* Material provided *

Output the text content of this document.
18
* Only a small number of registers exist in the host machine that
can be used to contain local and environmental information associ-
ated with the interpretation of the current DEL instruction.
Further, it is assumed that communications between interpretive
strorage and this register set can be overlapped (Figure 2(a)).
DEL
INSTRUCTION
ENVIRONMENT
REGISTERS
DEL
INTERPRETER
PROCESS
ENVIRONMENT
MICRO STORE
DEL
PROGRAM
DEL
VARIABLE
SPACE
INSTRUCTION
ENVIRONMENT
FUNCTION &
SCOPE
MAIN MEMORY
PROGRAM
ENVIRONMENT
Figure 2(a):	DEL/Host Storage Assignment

* What the exercise asks *
Search the data above for the word "that", then gather each line in which it appears.

* Answer below *
* Only a small number of registers exist in the host machine that
Further, it is assumed that communications between interpretive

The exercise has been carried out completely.